Stated problem:
Would you quote every entry exactly, dropping only the pictures?

Source records:

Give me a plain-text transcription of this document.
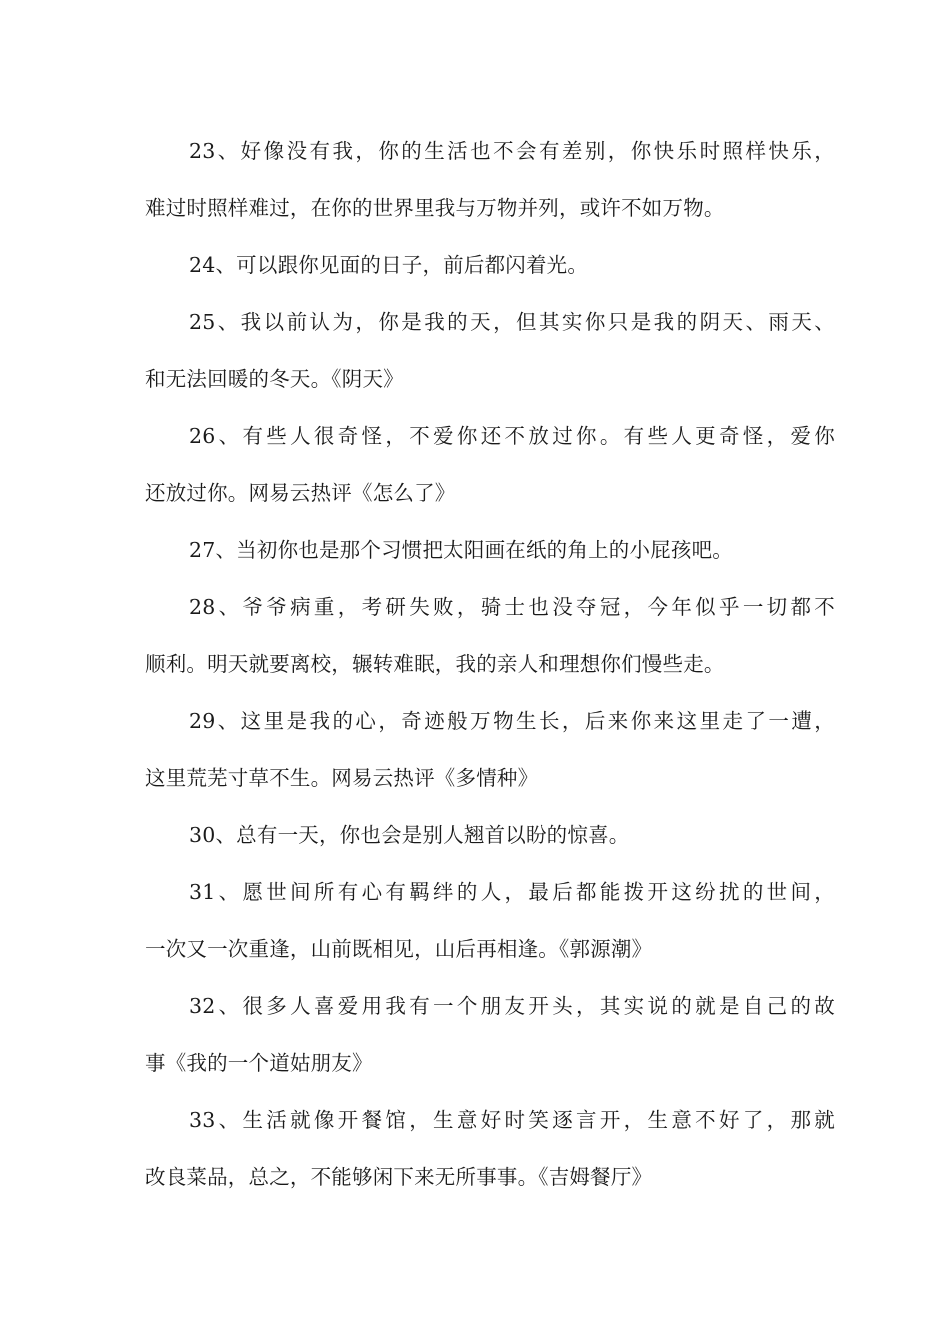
23、好像没有我，你的生活也不会有差别，你快乐时照样快乐，

难过时照样难过，在你的世界里我与万物并列，或许不如万物。

24、可以跟你见面的日子，前后都闪着光。

25、我以前认为，你是我的天，但其实你只是我的阴天、雨天、

和无法回暖的冬天。《阴天》

26、有些人很奇怪，不爱你还不放过你。有些人更奇怪，爱你

还放过你。网易云热评《怎么了》

27、当初你也是那个习惯把太阳画在纸的角上的小屁孩吧。

28、爷爷病重，考研失败，骑士也没夺冠，今年似乎一切都不

顺利。明天就要离校，辗转难眠，我的亲人和理想你们慢些走。

29、这里是我的心，奇迹般万物生长，后来你来这里走了一遭，

这里荒芜寸草不生。网易云热评《多情种》

30、总有一天，你也会是别人翘首以盼的惊喜。

31、愿世间所有心有羁绊的人，最后都能拨开这纷扰的世间，

一次又一次重逢，山前既相见，山后再相逢。《郭源潮》

32、很多人喜爱用我有一个朋友开头，其实说的就是自己的故

事《我的一个道姑朋友》

33、生活就像开餐馆，生意好时笑逐言开，生意不好了，那就

改良菜品，总之，不能够闲下来无所事事。《吉姆餐厅》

Result of this task:
Give me a plain-text transcription of this document.
23、好像没有我，你的生活也不会有差别，你快乐时照样快乐，

难过时照样难过，在你的世界里我与万物并列，或许不如万物。

24、可以跟你见面的日子，前后都闪着光。

25、我以前认为，你是我的天，但其实你只是我的阴天、雨天、

和无法回暖的冬天。《阴天》

26、有些人很奇怪，不爱你还不放过你。有些人更奇怪，爱你

还放过你。网易云热评《怎么了》

27、当初你也是那个习惯把太阳画在纸的角上的小屁孩吧。

28、爷爷病重，考研失败，骑士也没夺冠，今年似乎一切都不

顺利。明天就要离校，辗转难眠，我的亲人和理想你们慢些走。

29、这里是我的心，奇迹般万物生长，后来你来这里走了一遭，

这里荒芜寸草不生。网易云热评《多情种》

30、总有一天，你也会是别人翘首以盼的惊喜。

31、愿世间所有心有羁绊的人，最后都能拨开这纷扰的世间，

一次又一次重逢，山前既相见，山后再相逢。《郭源潮》

32、很多人喜爱用我有一个朋友开头，其实说的就是自己的故

事《我的一个道姑朋友》

33、生活就像开餐馆，生意好时笑逐言开，生意不好了，那就

改良菜品，总之，不能够闲下来无所事事。《吉姆餐厅》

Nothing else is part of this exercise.